Return all of the entries exactly as written.
**** TASK INPUTS
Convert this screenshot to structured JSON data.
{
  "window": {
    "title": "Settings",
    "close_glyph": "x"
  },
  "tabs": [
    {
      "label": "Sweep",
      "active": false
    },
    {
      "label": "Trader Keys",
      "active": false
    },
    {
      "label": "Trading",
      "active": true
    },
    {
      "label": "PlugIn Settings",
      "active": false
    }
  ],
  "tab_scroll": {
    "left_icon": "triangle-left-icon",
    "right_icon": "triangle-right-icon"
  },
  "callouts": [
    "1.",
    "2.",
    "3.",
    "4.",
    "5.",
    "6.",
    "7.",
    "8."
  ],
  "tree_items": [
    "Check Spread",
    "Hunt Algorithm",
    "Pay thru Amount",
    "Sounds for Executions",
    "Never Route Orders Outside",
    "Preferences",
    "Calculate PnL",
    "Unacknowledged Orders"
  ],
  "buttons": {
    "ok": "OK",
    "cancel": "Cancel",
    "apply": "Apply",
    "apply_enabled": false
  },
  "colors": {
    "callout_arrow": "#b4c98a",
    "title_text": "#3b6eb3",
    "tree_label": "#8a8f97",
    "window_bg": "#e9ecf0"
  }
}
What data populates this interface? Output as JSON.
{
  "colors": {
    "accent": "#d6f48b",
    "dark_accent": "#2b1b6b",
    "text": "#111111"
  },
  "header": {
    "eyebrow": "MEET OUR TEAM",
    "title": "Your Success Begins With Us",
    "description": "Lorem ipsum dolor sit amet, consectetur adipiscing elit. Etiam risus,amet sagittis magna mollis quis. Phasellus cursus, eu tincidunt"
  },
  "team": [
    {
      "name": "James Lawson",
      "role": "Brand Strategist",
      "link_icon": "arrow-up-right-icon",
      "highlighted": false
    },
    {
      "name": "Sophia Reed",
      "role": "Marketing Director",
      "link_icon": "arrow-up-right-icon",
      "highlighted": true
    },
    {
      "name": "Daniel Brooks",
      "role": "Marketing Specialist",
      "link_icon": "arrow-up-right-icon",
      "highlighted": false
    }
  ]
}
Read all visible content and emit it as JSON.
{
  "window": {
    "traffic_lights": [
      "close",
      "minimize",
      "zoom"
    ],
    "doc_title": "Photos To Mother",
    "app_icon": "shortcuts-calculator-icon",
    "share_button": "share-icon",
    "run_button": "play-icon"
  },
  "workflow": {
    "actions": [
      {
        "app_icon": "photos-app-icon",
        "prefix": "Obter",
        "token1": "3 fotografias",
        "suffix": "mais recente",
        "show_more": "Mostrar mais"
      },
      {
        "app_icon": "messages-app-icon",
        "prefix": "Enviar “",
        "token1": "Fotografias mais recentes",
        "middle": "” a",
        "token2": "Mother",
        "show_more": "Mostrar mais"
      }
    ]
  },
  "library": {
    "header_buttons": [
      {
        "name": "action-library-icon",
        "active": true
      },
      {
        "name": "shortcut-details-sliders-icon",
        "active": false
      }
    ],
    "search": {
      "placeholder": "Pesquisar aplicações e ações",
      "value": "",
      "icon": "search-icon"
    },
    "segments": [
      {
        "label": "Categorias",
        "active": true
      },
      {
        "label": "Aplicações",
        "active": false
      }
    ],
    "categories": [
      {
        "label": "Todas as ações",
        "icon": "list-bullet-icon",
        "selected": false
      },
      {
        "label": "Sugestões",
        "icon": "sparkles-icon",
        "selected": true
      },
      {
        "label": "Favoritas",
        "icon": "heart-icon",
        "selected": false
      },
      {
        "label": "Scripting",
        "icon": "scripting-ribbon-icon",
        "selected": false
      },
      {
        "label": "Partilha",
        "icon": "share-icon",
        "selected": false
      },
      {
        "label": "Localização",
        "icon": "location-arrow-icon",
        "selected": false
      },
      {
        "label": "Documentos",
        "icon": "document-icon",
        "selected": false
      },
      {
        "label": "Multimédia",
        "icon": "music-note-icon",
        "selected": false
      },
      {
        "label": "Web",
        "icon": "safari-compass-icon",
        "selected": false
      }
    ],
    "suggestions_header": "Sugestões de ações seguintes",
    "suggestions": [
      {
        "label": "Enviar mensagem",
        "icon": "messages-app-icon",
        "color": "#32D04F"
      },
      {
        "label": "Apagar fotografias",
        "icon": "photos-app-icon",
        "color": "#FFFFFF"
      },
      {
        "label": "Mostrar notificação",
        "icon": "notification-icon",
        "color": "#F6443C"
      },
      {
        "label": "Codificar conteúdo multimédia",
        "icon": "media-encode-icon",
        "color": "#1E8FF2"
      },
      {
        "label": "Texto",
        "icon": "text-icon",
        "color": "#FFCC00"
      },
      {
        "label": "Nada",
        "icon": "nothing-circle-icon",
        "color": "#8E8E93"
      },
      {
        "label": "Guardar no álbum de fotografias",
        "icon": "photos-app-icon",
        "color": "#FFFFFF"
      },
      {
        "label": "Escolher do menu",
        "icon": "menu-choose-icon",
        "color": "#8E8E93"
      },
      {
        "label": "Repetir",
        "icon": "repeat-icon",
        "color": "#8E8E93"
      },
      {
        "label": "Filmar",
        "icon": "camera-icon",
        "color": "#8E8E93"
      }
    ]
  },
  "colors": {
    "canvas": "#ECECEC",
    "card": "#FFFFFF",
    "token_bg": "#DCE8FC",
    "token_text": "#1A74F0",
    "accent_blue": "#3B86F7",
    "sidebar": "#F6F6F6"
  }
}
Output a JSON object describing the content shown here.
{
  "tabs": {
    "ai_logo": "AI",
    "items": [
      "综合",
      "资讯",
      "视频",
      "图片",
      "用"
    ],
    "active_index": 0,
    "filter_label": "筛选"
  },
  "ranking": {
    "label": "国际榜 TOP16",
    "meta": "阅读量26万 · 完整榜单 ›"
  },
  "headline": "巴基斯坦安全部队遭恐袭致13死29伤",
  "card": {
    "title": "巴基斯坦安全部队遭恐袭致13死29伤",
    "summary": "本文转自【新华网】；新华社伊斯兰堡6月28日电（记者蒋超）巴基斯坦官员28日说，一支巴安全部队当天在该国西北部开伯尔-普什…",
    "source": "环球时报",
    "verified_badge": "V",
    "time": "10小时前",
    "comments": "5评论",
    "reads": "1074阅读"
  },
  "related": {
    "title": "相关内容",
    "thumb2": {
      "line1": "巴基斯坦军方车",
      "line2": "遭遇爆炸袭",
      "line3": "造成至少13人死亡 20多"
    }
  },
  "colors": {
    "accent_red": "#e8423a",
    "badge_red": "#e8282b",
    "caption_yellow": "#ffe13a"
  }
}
********
### IN RESPONSE
Convert this screenshot to structured JSON data.
{
  "window": {
    "title": "Settings",
    "close_glyph": "x"
  },
  "tabs": [
    {
      "label": "Sweep",
      "active": false
    },
    {
      "label": "Trader Keys",
      "active": false
    },
    {
      "label": "Trading",
      "active": true
    },
    {
      "label": "PlugIn Settings",
      "active": false
    }
  ],
  "tab_scroll": {
    "left_icon": "triangle-left-icon",
    "right_icon": "triangle-right-icon"
  },
  "callouts": [
    "1.",
    "2.",
    "3.",
    "4.",
    "5.",
    "6.",
    "7.",
    "8."
  ],
  "tree_items": [
    "Check Spread",
    "Hunt Algorithm",
    "Pay thru Amount",
    "Sounds for Executions",
    "Never Route Orders Outside",
    "Preferences",
    "Calculate PnL",
    "Unacknowledged Orders"
  ],
  "buttons": {
    "ok": "OK",
    "cancel": "Cancel",
    "apply": "Apply",
    "apply_enabled": false
  },
  "colors": {
    "callout_arrow": "#b4c98a",
    "title_text": "#3b6eb3",
    "tree_label": "#8a8f97",
    "window_bg": "#e9ecf0"
  }
}
What data populates this interface? Output as JSON.
{
  "colors": {
    "accent": "#d6f48b",
    "dark_accent": "#2b1b6b",
    "text": "#111111"
  },
  "header": {
    "eyebrow": "MEET OUR TEAM",
    "title": "Your Success Begins With Us",
    "description": "Lorem ipsum dolor sit amet, consectetur adipiscing elit. Etiam risus,amet sagittis magna mollis quis. Phasellus cursus, eu tincidunt"
  },
  "team": [
    {
      "name": "James Lawson",
      "role": "Brand Strategist",
      "link_icon": "arrow-up-right-icon",
      "highlighted": false
    },
    {
      "name": "Sophia Reed",
      "role": "Marketing Director",
      "link_icon": "arrow-up-right-icon",
      "highlighted": true
    },
    {
      "name": "Daniel Brooks",
      "role": "Marketing Specialist",
      "link_icon": "arrow-up-right-icon",
      "highlighted": false
    }
  ]
}
Read all visible content and emit it as JSON.
{
  "window": {
    "traffic_lights": [
      "close",
      "minimize",
      "zoom"
    ],
    "doc_title": "Photos To Mother",
    "app_icon": "shortcuts-calculator-icon",
    "share_button": "share-icon",
    "run_button": "play-icon"
  },
  "workflow": {
    "actions": [
      {
        "app_icon": "photos-app-icon",
        "prefix": "Obter",
        "token1": "3 fotografias",
        "suffix": "mais recente",
        "show_more": "Mostrar mais"
      },
      {
        "app_icon": "messages-app-icon",
        "prefix": "Enviar “",
        "token1": "Fotografias mais recentes",
        "middle": "” a",
        "token2": "Mother",
        "show_more": "Mostrar mais"
      }
    ]
  },
  "library": {
    "header_buttons": [
      {
        "name": "action-library-icon",
        "active": true
      },
      {
        "name": "shortcut-details-sliders-icon",
        "active": false
      }
    ],
    "search": {
      "placeholder": "Pesquisar aplicações e ações",
      "value": "",
      "icon": "search-icon"
    },
    "segments": [
      {
        "label": "Categorias",
        "active": true
      },
      {
        "label": "Aplicações",
        "active": false
      }
    ],
    "categories": [
      {
        "label": "Todas as ações",
        "icon": "list-bullet-icon",
        "selected": false
      },
      {
        "label": "Sugestões",
        "icon": "sparkles-icon",
        "selected": true
      },
      {
        "label": "Favoritas",
        "icon": "heart-icon",
        "selected": false
      },
      {
        "label": "Scripting",
        "icon": "scripting-ribbon-icon",
        "selected": false
      },
      {
        "label": "Partilha",
        "icon": "share-icon",
        "selected": false
      },
      {
        "label": "Localização",
        "icon": "location-arrow-icon",
        "selected": false
      },
      {
        "label": "Documentos",
        "icon": "document-icon",
        "selected": false
      },
      {
        "label": "Multimédia",
        "icon": "music-note-icon",
        "selected": false
      },
      {
        "label": "Web",
        "icon": "safari-compass-icon",
        "selected": false
      }
    ],
    "suggestions_header": "Sugestões de ações seguintes",
    "suggestions": [
      {
        "label": "Enviar mensagem",
        "icon": "messages-app-icon",
        "color": "#32D04F"
      },
      {
        "label": "Apagar fotografias",
        "icon": "photos-app-icon",
        "color": "#FFFFFF"
      },
      {
        "label": "Mostrar notificação",
        "icon": "notification-icon",
        "color": "#F6443C"
      },
      {
        "label": "Codificar conteúdo multimédia",
        "icon": "media-encode-icon",
        "color": "#1E8FF2"
      },
      {
        "label": "Texto",
        "icon": "text-icon",
        "color": "#FFCC00"
      },
      {
        "label": "Nada",
        "icon": "nothing-circle-icon",
        "color": "#8E8E93"
      },
      {
        "label": "Guardar no álbum de fotografias",
        "icon": "photos-app-icon",
        "color": "#FFFFFF"
      },
      {
        "label": "Escolher do menu",
        "icon": "menu-choose-icon",
        "color": "#8E8E93"
      },
      {
        "label": "Repetir",
        "icon": "repeat-icon",
        "color": "#8E8E93"
      },
      {
        "label": "Filmar",
        "icon": "camera-icon",
        "color": "#8E8E93"
      }
    ]
  },
  "colors": {
    "canvas": "#ECECEC",
    "card": "#FFFFFF",
    "token_bg": "#DCE8FC",
    "token_text": "#1A74F0",
    "accent_blue": "#3B86F7",
    "sidebar": "#F6F6F6"
  }
}
Output a JSON object describing the content shown here.
{
  "tabs": {
    "ai_logo": "AI",
    "items": [
      "综合",
      "资讯",
      "视频",
      "图片",
      "用"
    ],
    "active_index": 0,
    "filter_label": "筛选"
  },
  "ranking": {
    "label": "国际榜 TOP16",
    "meta": "阅读量26万 · 完整榜单 ›"
  },
  "headline": "巴基斯坦安全部队遭恐袭致13死29伤",
  "card": {
    "title": "巴基斯坦安全部队遭恐袭致13死29伤",
    "summary": "本文转自【新华网】；新华社伊斯兰堡6月28日电（记者蒋超）巴基斯坦官员28日说，一支巴安全部队当天在该国西北部开伯尔-普什…",
    "source": "环球时报",
    "verified_badge": "V",
    "time": "10小时前",
    "comments": "5评论",
    "reads": "1074阅读"
  },
  "related": {
    "title": "相关内容",
    "thumb2": {
      "line1": "巴基斯坦军方车",
      "line2": "遭遇爆炸袭",
      "line3": "造成至少13人死亡 20多"
    }
  },
  "colors": {
    "accent_red": "#e8423a",
    "badge_red": "#e8282b",
    "caption_yellow": "#ffe13a"
  }
}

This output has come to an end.